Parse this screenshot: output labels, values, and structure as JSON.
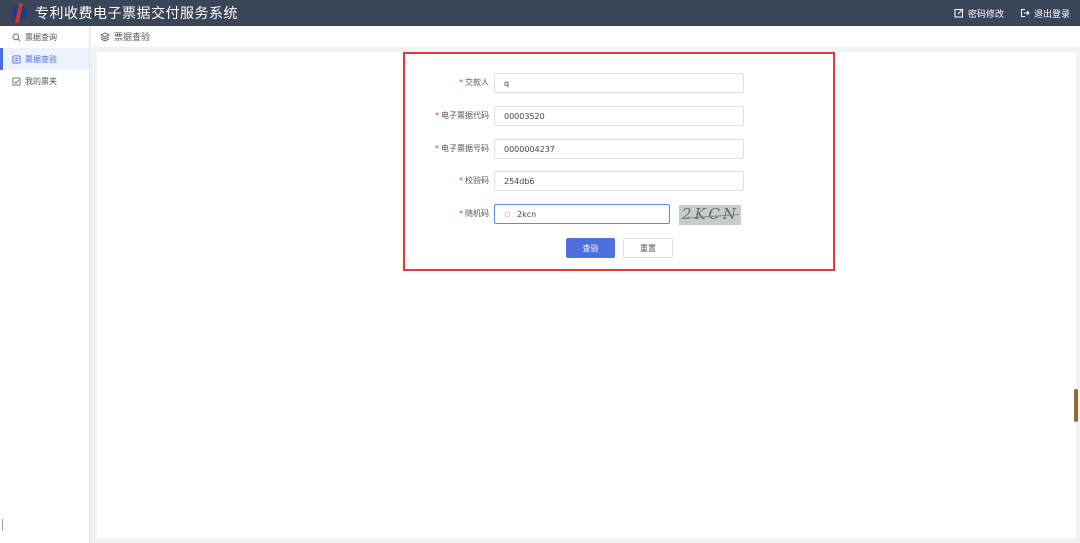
{
  "app": {
    "title": "专利收费电子票据交付服务系统",
    "change_password": "密码修改",
    "logout": "退出登录"
  },
  "sidebar": {
    "items": [
      {
        "label": "票据查询",
        "icon": "search-icon"
      },
      {
        "label": "票据查验",
        "icon": "document-check-icon"
      },
      {
        "label": "我的票夹",
        "icon": "folder-check-icon"
      }
    ]
  },
  "breadcrumb": {
    "label": "票据查验",
    "icon": "layers-icon"
  },
  "form": {
    "payer": {
      "label": "交款人",
      "value": "q"
    },
    "invoice_code": {
      "label": "电子票据代码",
      "value": "00003520"
    },
    "invoice_number": {
      "label": "电子票据号码",
      "value": "0000004237"
    },
    "check_code": {
      "label": "校验码",
      "value": "254db6"
    },
    "random_code": {
      "label": "随机码",
      "value": "2kcn",
      "captcha": "2KCN"
    },
    "required_mark": "*"
  },
  "buttons": {
    "verify": "查验",
    "reset": "重置"
  },
  "colors": {
    "topbar": "#3a4558",
    "accent": "#4f6fdd",
    "highlight": "#e53935"
  }
}
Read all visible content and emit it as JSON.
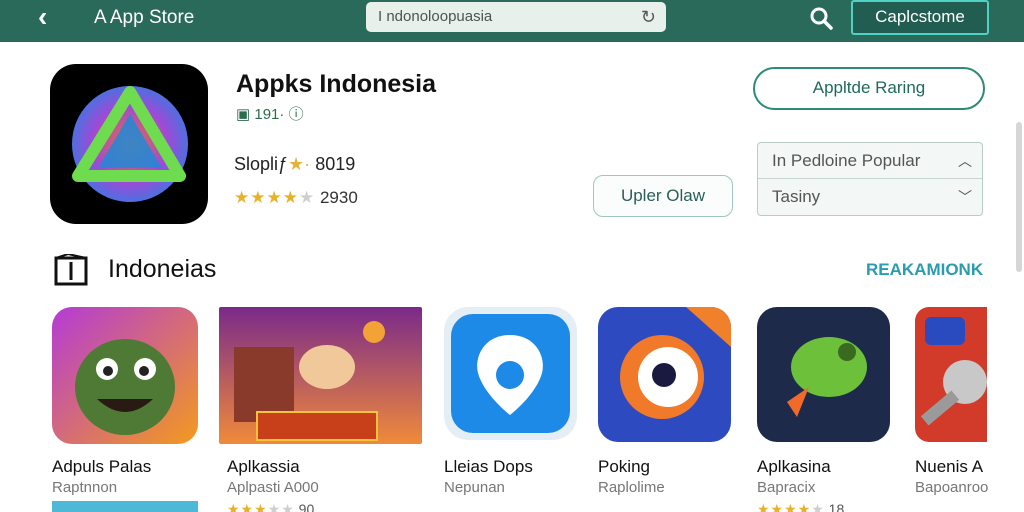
{
  "topbar": {
    "store_title": "A App Store",
    "search_text": "I ndonoloopuasia",
    "account_button": "Caplcstome"
  },
  "hero": {
    "title": "Appks Indonesia",
    "meta": "191·",
    "subtitle": "Slopliƒ",
    "subtitle_value": "8019",
    "rating_count": "2930",
    "rating_stars": 4
  },
  "actions": {
    "primary": "Appltde Raring",
    "secondary": "Upler Olaw"
  },
  "dropdown": {
    "option_1": "In Pedloine Popular",
    "option_2": "Tasiny"
  },
  "section": {
    "title": "Indoneias",
    "see_all": "REAKAMIONK"
  },
  "apps": [
    {
      "name": "Adpuls Palas",
      "developer": "Raptnnon",
      "rating_stars": 0,
      "count": ""
    },
    {
      "name": "Aplkassia",
      "developer": "Aplpasti A000",
      "rating_stars": 3,
      "count": "90"
    },
    {
      "name": "Lleias Dops",
      "developer": "Nepunan",
      "rating_stars": 0,
      "count": ""
    },
    {
      "name": "Poking",
      "developer": "Raplolime",
      "rating_stars": 0,
      "count": ""
    },
    {
      "name": "Aplkasina",
      "developer": "Bapracix",
      "rating_stars": 4,
      "count": "18"
    },
    {
      "name": "Nuenis A",
      "developer": "Bapoanroo",
      "rating_stars": 0,
      "count": ""
    }
  ],
  "colors": {
    "topbar": "#2a6a5a",
    "accent": "#2f8a78",
    "link": "#2a9bb0",
    "star": "#e7b12a"
  },
  "icons": [
    "back-arrow-icon",
    "search-icon",
    "refresh-icon",
    "grid-icon",
    "info-icon",
    "chevron-up-icon",
    "chevron-down-icon",
    "section-icon"
  ]
}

Exercise description | Retype exactly the lines above, starting at the line containing "Read all visible content and emit it as JSON." and ending with the last line, both included; leave out the pictures.

Response |
Read all visible content and emit it as JSON.
{
  "topbar": {
    "store_title": "A App Store",
    "search_text": "I ndonoloopuasia",
    "account_button": "Caplcstome"
  },
  "hero": {
    "title": "Appks Indonesia",
    "meta": "191·",
    "subtitle": "Slopliƒ",
    "subtitle_value": "8019",
    "rating_count": "2930",
    "rating_stars": 4
  },
  "actions": {
    "primary": "Appltde Raring",
    "secondary": "Upler Olaw"
  },
  "dropdown": {
    "option_1": "In Pedloine Popular",
    "option_2": "Tasiny"
  },
  "section": {
    "title": "Indoneias",
    "see_all": "REAKAMIONK"
  },
  "apps": [
    {
      "name": "Adpuls Palas",
      "developer": "Raptnnon",
      "rating_stars": 0,
      "count": ""
    },
    {
      "name": "Aplkassia",
      "developer": "Aplpasti A000",
      "rating_stars": 3,
      "count": "90"
    },
    {
      "name": "Lleias Dops",
      "developer": "Nepunan",
      "rating_stars": 0,
      "count": ""
    },
    {
      "name": "Poking",
      "developer": "Raplolime",
      "rating_stars": 0,
      "count": ""
    },
    {
      "name": "Aplkasina",
      "developer": "Bapracix",
      "rating_stars": 4,
      "count": "18"
    },
    {
      "name": "Nuenis A",
      "developer": "Bapoanroo",
      "rating_stars": 0,
      "count": ""
    }
  ],
  "colors": {
    "topbar": "#2a6a5a",
    "accent": "#2f8a78",
    "link": "#2a9bb0",
    "star": "#e7b12a"
  },
  "icons": [
    "back-arrow-icon",
    "search-icon",
    "refresh-icon",
    "grid-icon",
    "info-icon",
    "chevron-up-icon",
    "chevron-down-icon",
    "section-icon"
  ]
}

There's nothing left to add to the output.